● Task details
Show every line of the records below that contains the word "reimburse".

[Stored data]
-*-*-

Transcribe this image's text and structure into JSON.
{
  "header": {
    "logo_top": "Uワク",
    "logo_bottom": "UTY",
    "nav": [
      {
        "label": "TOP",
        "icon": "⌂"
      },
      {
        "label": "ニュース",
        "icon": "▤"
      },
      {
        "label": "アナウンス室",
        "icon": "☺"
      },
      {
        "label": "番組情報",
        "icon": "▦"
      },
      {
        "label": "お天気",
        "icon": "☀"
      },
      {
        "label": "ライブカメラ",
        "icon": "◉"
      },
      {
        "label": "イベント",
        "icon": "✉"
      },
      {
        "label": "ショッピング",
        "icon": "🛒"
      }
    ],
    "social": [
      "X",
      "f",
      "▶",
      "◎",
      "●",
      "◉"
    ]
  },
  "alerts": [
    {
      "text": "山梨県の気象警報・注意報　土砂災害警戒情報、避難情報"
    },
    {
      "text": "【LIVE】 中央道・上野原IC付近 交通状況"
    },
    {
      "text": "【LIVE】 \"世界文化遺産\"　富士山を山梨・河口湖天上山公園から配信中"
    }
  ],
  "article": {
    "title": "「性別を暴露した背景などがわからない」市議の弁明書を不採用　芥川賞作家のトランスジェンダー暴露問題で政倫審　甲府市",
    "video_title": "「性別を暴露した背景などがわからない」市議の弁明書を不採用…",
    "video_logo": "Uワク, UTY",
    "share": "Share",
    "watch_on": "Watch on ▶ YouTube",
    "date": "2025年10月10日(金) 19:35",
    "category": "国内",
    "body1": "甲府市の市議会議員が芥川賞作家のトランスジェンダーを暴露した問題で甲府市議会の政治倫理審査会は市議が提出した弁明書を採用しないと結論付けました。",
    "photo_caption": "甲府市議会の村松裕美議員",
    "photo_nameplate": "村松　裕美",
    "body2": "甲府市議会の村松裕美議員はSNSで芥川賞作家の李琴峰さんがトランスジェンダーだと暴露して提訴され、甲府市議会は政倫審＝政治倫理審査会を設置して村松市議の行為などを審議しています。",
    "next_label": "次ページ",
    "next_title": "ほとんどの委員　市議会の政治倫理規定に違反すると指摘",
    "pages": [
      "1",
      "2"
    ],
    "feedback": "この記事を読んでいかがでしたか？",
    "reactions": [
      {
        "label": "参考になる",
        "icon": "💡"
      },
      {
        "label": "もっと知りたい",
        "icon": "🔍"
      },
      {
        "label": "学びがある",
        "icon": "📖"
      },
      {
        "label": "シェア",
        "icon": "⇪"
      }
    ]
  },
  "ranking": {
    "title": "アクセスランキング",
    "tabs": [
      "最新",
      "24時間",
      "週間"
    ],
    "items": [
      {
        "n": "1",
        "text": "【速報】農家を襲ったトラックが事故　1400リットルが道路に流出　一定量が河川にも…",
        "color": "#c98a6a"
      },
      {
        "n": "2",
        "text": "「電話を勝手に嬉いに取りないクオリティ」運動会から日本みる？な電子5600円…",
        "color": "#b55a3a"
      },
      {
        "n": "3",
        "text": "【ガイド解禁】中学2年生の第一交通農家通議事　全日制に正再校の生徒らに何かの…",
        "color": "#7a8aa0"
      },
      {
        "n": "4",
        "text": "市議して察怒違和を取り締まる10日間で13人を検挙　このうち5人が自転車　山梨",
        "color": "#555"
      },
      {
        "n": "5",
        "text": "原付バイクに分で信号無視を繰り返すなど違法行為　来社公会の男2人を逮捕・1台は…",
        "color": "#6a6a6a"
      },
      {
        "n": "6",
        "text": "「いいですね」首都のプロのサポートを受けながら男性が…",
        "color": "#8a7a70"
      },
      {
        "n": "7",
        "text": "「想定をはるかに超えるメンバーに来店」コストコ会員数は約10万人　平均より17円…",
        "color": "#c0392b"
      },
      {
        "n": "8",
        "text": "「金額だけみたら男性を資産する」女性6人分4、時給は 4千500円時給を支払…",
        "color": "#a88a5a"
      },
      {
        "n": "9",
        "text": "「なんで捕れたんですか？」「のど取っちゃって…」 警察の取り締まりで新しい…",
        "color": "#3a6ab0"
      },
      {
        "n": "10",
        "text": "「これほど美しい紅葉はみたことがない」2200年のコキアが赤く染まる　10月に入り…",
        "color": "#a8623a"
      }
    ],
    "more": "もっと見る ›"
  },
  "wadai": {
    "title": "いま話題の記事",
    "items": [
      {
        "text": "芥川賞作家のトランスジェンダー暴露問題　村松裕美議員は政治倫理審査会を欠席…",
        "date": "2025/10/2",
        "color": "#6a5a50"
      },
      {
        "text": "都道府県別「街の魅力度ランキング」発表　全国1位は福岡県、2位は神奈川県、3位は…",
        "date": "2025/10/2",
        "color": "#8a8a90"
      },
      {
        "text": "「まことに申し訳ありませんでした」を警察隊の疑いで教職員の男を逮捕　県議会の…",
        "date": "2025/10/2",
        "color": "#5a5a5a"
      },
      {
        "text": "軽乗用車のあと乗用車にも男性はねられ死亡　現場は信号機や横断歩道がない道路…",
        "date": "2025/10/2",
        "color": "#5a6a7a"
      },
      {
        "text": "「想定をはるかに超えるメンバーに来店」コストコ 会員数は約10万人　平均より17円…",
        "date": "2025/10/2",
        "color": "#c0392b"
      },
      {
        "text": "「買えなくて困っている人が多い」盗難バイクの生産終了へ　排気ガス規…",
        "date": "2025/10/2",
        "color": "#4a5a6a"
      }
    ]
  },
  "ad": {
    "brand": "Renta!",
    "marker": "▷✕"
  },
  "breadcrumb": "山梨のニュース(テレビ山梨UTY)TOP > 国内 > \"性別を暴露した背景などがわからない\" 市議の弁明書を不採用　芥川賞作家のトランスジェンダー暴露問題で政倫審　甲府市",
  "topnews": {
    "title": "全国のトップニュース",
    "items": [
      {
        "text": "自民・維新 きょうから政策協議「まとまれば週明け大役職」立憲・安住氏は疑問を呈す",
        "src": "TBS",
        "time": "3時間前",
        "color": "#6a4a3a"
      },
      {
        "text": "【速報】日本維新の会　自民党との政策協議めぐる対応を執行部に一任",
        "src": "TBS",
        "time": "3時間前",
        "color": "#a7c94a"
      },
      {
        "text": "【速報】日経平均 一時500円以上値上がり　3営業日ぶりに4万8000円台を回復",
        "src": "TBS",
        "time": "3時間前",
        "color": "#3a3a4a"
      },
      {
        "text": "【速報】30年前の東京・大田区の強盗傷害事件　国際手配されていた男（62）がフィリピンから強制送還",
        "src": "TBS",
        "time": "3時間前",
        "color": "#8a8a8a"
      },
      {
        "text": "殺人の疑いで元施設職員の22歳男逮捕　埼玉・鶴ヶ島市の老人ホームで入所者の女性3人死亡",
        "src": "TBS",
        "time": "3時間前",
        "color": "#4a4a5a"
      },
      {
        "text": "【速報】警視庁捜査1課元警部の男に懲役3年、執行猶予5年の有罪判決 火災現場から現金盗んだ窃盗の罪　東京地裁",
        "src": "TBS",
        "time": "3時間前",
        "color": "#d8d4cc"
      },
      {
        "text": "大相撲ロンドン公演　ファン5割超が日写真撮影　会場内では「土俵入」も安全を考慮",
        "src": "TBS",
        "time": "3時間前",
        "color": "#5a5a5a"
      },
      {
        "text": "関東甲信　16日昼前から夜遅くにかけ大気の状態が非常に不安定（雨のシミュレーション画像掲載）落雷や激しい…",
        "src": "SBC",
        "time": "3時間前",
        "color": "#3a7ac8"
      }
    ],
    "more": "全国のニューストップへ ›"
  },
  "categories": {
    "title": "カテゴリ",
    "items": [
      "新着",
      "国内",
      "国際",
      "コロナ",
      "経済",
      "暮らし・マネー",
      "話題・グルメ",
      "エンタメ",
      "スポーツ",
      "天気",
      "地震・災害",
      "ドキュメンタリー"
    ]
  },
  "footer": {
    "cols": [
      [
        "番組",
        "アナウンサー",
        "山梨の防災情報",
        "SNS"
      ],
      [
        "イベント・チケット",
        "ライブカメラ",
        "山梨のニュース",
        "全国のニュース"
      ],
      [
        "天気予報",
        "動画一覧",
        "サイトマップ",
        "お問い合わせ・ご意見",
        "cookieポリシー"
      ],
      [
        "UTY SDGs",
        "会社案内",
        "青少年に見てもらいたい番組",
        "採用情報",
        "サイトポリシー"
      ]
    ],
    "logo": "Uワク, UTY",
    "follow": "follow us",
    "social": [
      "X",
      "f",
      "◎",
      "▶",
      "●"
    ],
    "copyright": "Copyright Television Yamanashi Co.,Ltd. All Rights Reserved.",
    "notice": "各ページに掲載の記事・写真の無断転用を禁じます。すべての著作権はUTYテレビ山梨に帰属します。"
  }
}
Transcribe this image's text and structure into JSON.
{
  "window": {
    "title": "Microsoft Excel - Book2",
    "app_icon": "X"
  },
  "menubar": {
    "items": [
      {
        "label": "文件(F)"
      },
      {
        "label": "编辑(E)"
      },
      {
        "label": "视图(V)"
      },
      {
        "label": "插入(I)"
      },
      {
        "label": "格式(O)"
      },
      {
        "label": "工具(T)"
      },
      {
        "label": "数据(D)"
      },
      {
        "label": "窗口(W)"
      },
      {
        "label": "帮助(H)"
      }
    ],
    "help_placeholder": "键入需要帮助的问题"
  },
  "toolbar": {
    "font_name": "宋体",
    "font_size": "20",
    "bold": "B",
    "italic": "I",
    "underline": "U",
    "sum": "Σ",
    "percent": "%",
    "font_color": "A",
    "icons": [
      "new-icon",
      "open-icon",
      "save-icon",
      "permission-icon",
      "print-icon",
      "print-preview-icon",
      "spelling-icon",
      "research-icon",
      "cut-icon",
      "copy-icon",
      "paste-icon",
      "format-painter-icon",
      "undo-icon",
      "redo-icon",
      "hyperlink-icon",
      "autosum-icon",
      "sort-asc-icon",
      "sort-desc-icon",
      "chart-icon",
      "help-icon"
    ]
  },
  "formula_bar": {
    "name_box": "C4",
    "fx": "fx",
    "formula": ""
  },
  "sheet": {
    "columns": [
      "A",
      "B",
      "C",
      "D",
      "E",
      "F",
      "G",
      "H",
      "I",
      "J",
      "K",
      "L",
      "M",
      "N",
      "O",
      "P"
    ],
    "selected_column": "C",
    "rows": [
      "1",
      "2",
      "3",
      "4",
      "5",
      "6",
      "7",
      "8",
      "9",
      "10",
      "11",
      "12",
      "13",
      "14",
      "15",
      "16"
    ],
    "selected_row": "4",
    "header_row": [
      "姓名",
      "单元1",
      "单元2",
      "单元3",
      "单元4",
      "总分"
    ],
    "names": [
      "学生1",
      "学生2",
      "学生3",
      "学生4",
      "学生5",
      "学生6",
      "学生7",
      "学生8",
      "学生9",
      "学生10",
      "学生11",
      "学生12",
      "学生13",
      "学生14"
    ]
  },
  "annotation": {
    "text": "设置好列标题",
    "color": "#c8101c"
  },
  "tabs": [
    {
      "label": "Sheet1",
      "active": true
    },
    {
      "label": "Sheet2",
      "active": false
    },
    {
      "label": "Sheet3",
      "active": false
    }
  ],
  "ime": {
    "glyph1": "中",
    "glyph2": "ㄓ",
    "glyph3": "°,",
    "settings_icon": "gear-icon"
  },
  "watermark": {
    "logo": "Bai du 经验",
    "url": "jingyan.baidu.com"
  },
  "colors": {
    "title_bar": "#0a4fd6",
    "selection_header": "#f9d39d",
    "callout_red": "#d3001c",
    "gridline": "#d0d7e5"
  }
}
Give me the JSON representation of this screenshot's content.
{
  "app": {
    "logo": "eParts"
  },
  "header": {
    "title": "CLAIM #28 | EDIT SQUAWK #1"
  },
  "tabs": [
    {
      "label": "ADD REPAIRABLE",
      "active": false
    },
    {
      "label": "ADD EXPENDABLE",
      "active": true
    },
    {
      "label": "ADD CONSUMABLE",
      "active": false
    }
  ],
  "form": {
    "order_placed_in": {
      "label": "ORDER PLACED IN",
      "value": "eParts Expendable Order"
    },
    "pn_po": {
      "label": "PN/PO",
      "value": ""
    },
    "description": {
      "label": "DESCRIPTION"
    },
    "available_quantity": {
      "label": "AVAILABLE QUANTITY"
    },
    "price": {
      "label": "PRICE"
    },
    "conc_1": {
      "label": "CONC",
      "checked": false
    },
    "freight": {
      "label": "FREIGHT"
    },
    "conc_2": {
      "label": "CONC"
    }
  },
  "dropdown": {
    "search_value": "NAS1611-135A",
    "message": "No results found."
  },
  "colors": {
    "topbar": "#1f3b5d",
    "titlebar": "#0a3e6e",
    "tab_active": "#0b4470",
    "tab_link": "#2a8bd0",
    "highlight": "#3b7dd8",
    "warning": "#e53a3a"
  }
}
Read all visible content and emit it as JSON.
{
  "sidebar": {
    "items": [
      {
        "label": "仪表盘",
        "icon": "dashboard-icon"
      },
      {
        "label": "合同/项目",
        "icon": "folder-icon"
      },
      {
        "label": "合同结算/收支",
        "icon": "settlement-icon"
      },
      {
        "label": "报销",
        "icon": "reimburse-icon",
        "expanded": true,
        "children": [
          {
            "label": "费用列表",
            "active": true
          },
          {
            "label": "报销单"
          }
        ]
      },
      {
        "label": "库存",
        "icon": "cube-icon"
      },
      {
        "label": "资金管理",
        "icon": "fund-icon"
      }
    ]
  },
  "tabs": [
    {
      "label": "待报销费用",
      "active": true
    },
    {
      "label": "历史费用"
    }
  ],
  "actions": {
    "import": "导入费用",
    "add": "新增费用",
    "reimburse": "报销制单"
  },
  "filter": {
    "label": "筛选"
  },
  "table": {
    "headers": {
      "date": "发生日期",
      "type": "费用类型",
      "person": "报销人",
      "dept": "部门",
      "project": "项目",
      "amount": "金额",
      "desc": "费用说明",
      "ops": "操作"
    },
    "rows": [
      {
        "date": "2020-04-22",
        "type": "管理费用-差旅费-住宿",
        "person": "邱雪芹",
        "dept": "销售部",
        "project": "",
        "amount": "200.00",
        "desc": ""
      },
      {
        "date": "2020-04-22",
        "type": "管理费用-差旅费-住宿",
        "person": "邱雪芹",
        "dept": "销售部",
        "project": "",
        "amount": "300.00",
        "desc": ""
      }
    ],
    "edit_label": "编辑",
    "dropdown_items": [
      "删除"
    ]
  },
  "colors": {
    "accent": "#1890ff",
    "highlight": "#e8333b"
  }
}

-*-*-

● Solution to this exercise
        "icon": "reimburse-icon",
    "reimburse": "报销制单"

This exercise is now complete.